Extract all lines that hold the string "foie".

Excerpt from a dataset
------------------------------

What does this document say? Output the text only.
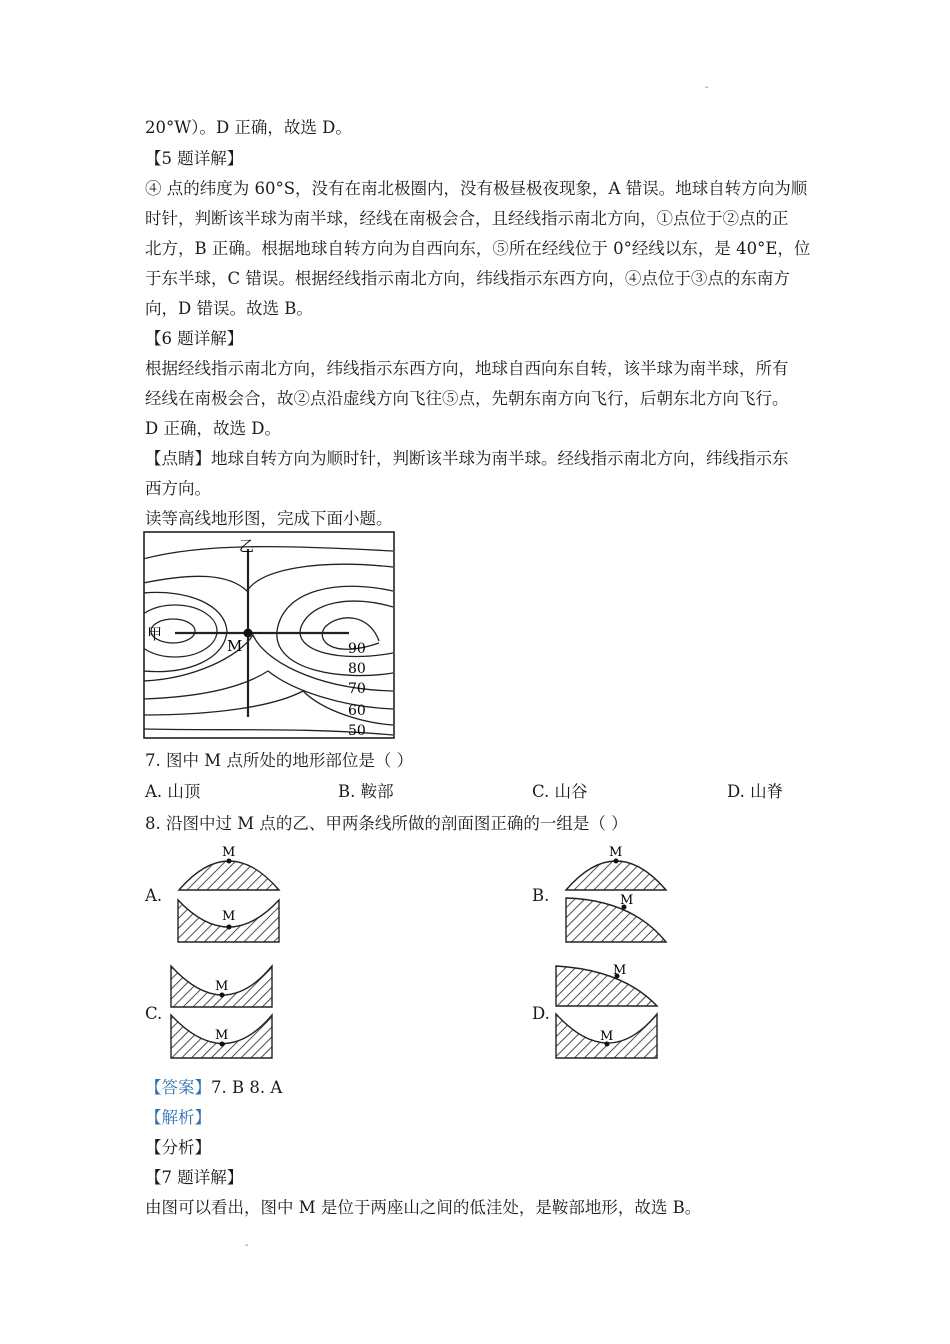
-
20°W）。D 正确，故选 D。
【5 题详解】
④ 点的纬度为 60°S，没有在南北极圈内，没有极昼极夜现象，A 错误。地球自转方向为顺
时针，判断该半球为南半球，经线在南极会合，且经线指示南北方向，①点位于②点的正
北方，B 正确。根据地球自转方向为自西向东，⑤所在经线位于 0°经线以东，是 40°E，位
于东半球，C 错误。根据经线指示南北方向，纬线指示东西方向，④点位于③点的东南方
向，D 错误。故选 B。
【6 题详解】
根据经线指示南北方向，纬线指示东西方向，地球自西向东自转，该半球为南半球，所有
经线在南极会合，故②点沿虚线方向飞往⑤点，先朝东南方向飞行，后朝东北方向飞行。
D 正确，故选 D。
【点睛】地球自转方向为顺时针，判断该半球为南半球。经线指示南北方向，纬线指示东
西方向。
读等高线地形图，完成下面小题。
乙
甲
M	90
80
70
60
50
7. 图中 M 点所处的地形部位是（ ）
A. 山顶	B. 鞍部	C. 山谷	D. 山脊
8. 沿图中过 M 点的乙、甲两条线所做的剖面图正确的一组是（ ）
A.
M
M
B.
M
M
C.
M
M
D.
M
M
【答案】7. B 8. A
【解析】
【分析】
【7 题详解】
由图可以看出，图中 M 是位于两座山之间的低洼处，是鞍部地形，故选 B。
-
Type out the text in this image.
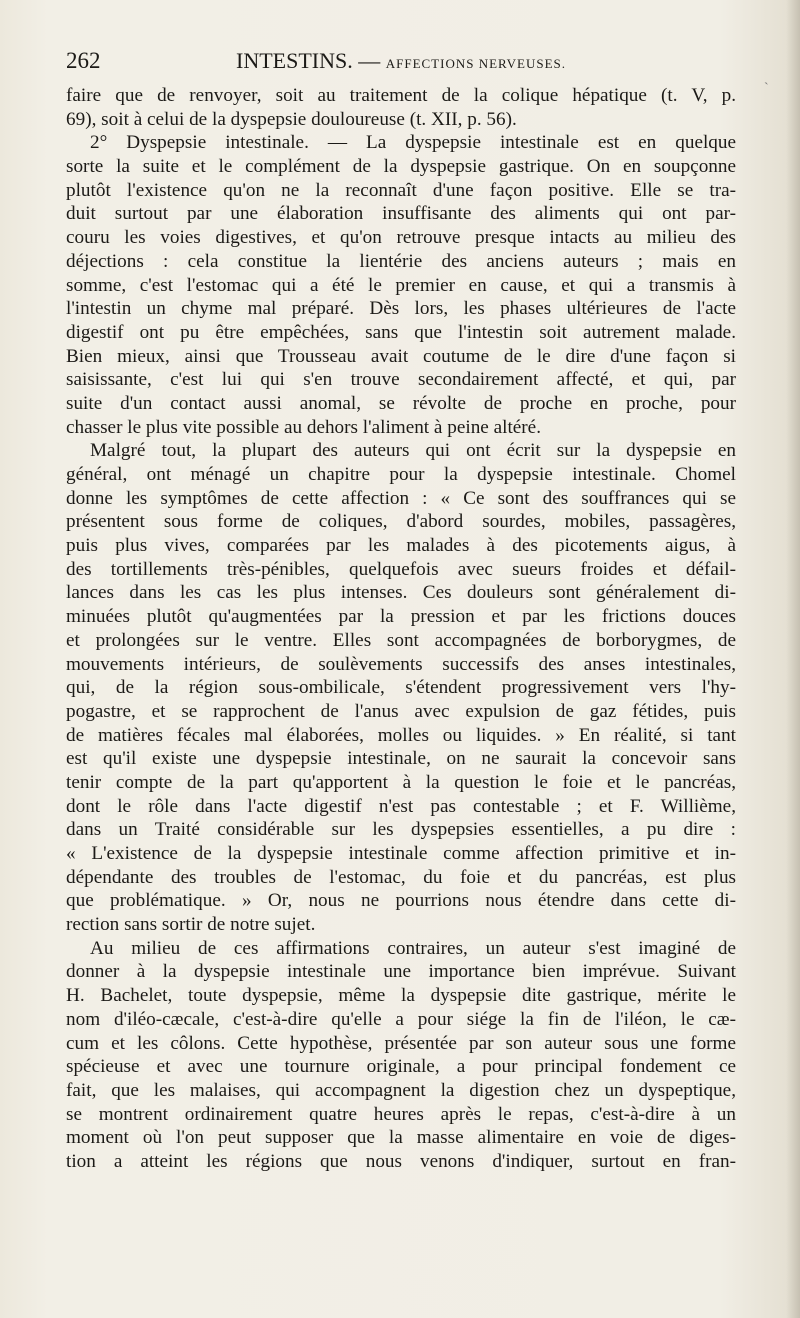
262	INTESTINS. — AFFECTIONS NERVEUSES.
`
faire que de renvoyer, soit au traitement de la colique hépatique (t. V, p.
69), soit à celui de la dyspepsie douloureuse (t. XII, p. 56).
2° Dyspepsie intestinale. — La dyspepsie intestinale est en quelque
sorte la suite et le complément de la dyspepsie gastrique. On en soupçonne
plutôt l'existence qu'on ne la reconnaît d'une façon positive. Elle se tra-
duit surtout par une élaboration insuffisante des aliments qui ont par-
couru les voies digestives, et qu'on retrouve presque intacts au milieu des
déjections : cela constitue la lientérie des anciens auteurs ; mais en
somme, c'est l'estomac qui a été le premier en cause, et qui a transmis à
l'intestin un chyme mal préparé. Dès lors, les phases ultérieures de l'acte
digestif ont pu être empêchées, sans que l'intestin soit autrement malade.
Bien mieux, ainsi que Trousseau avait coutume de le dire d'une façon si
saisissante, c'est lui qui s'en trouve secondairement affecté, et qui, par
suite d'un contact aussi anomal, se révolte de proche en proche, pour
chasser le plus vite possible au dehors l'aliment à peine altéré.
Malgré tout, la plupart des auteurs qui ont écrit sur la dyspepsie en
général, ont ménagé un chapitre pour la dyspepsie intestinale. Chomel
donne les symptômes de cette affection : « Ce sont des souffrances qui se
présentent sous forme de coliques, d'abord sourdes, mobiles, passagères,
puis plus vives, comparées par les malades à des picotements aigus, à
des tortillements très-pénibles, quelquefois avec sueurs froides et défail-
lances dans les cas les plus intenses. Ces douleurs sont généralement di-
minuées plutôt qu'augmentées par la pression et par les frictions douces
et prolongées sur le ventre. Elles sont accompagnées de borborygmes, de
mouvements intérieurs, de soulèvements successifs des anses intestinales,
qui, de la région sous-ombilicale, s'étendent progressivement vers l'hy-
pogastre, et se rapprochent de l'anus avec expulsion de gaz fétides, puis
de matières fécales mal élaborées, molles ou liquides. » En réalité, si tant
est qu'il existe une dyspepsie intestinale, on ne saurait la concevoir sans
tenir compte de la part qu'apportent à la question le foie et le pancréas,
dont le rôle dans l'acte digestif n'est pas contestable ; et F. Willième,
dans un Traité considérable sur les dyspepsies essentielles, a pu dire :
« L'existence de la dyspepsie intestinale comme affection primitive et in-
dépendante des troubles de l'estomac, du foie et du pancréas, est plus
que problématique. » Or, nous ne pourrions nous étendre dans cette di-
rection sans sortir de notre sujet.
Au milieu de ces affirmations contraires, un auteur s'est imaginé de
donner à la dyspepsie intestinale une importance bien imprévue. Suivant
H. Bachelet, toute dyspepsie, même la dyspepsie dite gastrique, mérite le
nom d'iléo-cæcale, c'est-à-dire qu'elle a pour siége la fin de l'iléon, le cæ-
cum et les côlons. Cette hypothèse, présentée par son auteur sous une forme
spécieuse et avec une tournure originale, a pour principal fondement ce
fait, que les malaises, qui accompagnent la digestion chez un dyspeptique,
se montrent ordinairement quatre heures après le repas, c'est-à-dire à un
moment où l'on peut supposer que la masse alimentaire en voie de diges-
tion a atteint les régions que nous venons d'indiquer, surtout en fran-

------------------------------

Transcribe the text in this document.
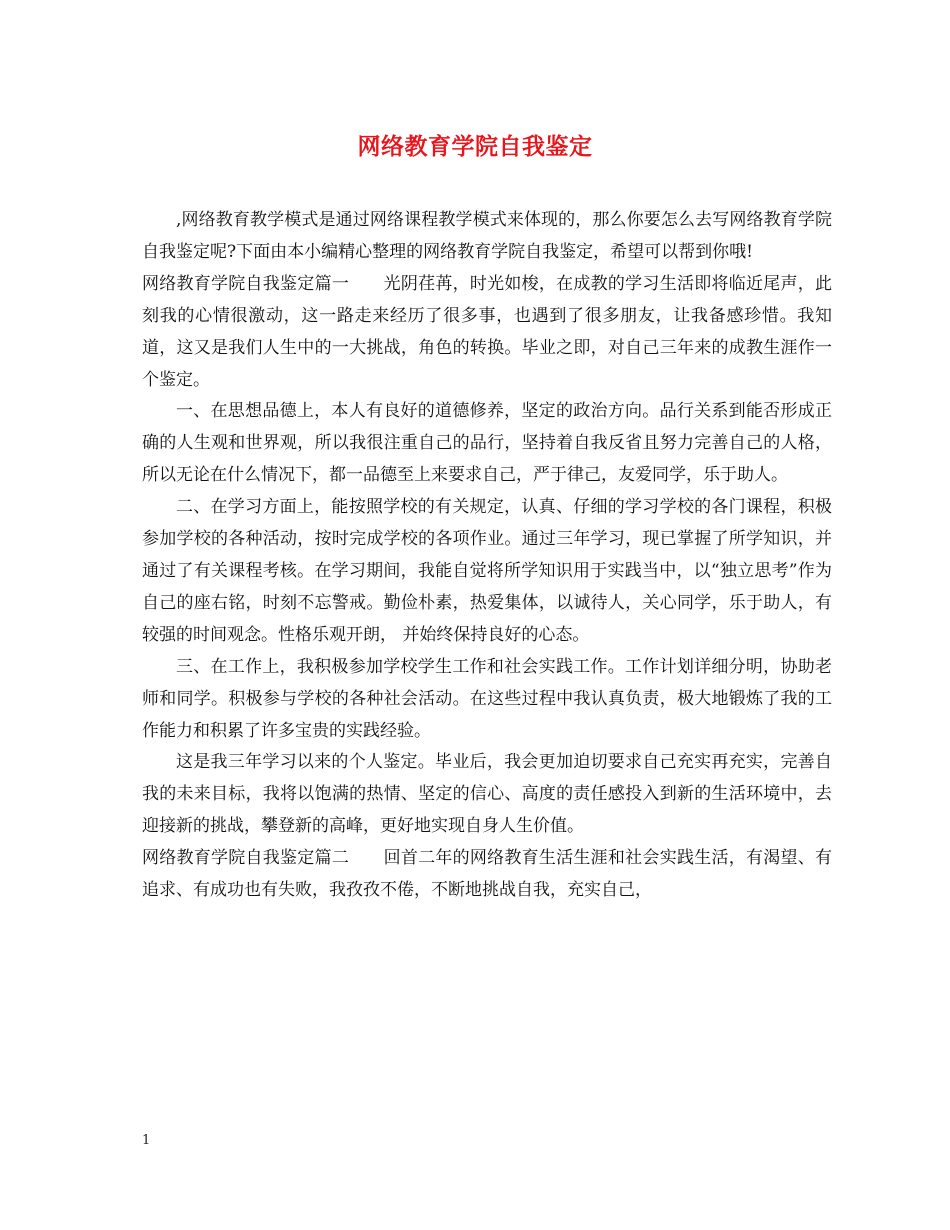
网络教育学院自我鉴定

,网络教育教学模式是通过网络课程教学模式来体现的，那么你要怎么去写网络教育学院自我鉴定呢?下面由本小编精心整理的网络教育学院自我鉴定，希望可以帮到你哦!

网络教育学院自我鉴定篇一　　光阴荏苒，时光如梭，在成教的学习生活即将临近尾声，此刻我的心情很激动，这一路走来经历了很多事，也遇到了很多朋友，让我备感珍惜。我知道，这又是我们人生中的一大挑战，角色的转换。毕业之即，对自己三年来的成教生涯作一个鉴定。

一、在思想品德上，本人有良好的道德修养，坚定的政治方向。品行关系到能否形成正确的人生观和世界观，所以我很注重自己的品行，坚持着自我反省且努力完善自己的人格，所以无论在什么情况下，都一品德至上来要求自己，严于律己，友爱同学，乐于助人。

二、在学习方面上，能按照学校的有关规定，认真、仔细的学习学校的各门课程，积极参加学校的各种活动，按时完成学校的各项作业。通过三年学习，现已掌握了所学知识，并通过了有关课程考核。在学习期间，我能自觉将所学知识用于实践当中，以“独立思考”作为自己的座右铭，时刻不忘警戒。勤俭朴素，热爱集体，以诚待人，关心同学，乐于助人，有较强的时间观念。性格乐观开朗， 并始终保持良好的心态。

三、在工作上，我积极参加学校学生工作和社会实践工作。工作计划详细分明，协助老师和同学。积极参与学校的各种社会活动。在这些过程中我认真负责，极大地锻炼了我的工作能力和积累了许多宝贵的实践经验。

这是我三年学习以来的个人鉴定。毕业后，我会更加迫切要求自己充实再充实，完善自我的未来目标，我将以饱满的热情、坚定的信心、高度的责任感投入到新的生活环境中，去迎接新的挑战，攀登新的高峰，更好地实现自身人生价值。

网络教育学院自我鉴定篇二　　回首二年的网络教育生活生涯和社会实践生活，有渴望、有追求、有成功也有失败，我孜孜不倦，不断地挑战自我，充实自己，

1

------------------------------

Answer to this exercise:
tenir compte de la part qu'apportent à la question le foie et le pancréas,
dépendante des troubles de l'estomac, du foie et du pancréas, est plus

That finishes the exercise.